* Task statement:
Extract every line that includes the string "ejercicio".

====

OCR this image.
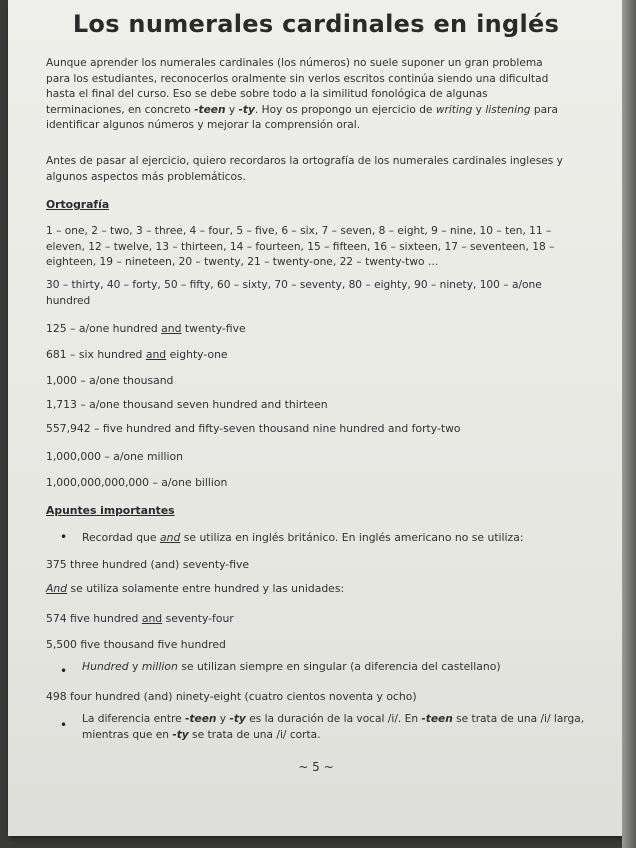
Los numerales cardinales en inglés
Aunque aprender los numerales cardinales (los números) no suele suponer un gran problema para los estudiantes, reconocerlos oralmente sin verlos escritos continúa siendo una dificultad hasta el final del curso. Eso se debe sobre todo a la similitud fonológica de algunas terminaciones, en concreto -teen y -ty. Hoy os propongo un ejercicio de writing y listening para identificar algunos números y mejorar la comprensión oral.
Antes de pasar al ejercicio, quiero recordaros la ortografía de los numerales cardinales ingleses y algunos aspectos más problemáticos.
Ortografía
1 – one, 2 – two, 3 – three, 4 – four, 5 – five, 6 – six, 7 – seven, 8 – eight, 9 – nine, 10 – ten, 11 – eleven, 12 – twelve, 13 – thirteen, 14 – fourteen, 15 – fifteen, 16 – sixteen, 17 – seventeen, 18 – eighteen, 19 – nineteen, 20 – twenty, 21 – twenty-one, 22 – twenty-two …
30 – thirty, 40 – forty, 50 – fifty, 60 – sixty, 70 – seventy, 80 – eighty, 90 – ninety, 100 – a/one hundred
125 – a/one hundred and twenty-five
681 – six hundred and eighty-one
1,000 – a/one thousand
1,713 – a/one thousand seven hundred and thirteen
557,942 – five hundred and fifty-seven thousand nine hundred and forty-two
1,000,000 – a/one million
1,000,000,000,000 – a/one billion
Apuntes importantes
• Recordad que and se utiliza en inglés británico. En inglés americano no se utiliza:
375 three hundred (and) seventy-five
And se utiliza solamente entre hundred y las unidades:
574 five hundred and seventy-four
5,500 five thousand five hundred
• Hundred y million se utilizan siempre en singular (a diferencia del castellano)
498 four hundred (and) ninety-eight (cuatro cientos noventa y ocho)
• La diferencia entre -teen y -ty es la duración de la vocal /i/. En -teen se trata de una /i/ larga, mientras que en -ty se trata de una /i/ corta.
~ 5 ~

====

* Exercise output:
Aunque aprender los numerales cardinales (los números) no suele suponer un gran problema para los estudiantes, reconocerlos oralmente sin verlos escritos continúa siendo una dificultad hasta el final del curso. Eso se debe sobre todo a la similitud fonológica de algunas terminaciones, en concreto -teen y -ty. Hoy os propongo un ejercicio de writing y listening para identificar algunos números y mejorar la comprensión oral.
Antes de pasar al ejercicio, quiero recordaros la ortografía de los numerales cardinales ingleses y algunos aspectos más problemáticos.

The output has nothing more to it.